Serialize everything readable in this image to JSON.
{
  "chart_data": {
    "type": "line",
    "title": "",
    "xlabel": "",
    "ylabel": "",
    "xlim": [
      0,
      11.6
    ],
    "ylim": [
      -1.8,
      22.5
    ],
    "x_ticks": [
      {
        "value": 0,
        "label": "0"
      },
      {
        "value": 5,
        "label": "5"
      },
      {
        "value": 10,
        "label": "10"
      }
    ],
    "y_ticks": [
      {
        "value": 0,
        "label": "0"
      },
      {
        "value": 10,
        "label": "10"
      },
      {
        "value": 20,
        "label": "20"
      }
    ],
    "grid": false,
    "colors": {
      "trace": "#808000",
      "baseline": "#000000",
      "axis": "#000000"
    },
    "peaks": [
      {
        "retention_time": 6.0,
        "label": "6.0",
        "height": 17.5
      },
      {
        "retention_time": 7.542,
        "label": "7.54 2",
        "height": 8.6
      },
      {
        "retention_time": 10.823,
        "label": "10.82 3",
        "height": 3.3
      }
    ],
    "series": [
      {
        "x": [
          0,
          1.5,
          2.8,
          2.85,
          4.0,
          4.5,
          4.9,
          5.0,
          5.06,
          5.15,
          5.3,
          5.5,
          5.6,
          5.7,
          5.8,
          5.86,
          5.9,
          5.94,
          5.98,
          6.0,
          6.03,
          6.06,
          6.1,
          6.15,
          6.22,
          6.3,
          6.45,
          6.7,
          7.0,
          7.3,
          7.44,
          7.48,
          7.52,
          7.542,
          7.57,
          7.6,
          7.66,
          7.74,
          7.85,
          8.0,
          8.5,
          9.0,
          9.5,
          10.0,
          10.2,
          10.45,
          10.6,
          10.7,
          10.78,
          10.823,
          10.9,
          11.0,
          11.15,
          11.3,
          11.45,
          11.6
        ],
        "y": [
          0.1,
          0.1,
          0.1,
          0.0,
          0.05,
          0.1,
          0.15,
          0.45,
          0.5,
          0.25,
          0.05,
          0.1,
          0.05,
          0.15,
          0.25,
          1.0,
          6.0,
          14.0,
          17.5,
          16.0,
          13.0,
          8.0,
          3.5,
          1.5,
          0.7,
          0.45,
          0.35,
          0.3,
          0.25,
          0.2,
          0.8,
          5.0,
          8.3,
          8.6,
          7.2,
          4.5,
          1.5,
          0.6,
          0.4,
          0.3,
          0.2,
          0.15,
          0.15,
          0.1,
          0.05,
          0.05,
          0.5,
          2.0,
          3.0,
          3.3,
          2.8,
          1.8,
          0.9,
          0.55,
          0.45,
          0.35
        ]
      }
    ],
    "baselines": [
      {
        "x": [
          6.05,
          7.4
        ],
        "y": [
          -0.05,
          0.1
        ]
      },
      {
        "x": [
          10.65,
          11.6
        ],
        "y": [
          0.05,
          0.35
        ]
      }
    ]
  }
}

*STATED TASK*
Reproduce all of the records exactly.

*RESPONSE TO THIS TASK*
Serialize everything readable in this image to JSON.
{
  "chart_data": {
    "type": "line",
    "title": "",
    "xlabel": "",
    "ylabel": "",
    "xlim": [
      0,
      11.6
    ],
    "ylim": [
      -1.8,
      22.5
    ],
    "x_ticks": [
      {
        "value": 0,
        "label": "0"
      },
      {
        "value": 5,
        "label": "5"
      },
      {
        "value": 10,
        "label": "10"
      }
    ],
    "y_ticks": [
      {
        "value": 0,
        "label": "0"
      },
      {
        "value": 10,
        "label": "10"
      },
      {
        "value": 20,
        "label": "20"
      }
    ],
    "grid": false,
    "colors": {
      "trace": "#808000",
      "baseline": "#000000",
      "axis": "#000000"
    },
    "peaks": [
      {
        "retention_time": 6.0,
        "label": "6.0",
        "height": 17.5
      },
      {
        "retention_time": 7.542,
        "label": "7.54 2",
        "height": 8.6
      },
      {
        "retention_time": 10.823,
        "label": "10.82 3",
        "height": 3.3
      }
    ],
    "series": [
      {
        "x": [
          0,
          1.5,
          2.8,
          2.85,
          4.0,
          4.5,
          4.9,
          5.0,
          5.06,
          5.15,
          5.3,
          5.5,
          5.6,
          5.7,
          5.8,
          5.86,
          5.9,
          5.94,
          5.98,
          6.0,
          6.03,
          6.06,
          6.1,
          6.15,
          6.22,
          6.3,
          6.45,
          6.7,
          7.0,
          7.3,
          7.44,
          7.48,
          7.52,
          7.542,
          7.57,
          7.6,
          7.66,
          7.74,
          7.85,
          8.0,
          8.5,
          9.0,
          9.5,
          10.0,
          10.2,
          10.45,
          10.6,
          10.7,
          10.78,
          10.823,
          10.9,
          11.0,
          11.15,
          11.3,
          11.45,
          11.6
        ],
        "y": [
          0.1,
          0.1,
          0.1,
          0.0,
          0.05,
          0.1,
          0.15,
          0.45,
          0.5,
          0.25,
          0.05,
          0.1,
          0.05,
          0.15,
          0.25,
          1.0,
          6.0,
          14.0,
          17.5,
          16.0,
          13.0,
          8.0,
          3.5,
          1.5,
          0.7,
          0.45,
          0.35,
          0.3,
          0.25,
          0.2,
          0.8,
          5.0,
          8.3,
          8.6,
          7.2,
          4.5,
          1.5,
          0.6,
          0.4,
          0.3,
          0.2,
          0.15,
          0.15,
          0.1,
          0.05,
          0.05,
          0.5,
          2.0,
          3.0,
          3.3,
          2.8,
          1.8,
          0.9,
          0.55,
          0.45,
          0.35
        ]
      }
    ],
    "baselines": [
      {
        "x": [
          6.05,
          7.4
        ],
        "y": [
          -0.05,
          0.1
        ]
      },
      {
        "x": [
          10.65,
          11.6
        ],
        "y": [
          0.05,
          0.35
        ]
      }
    ]
  }
}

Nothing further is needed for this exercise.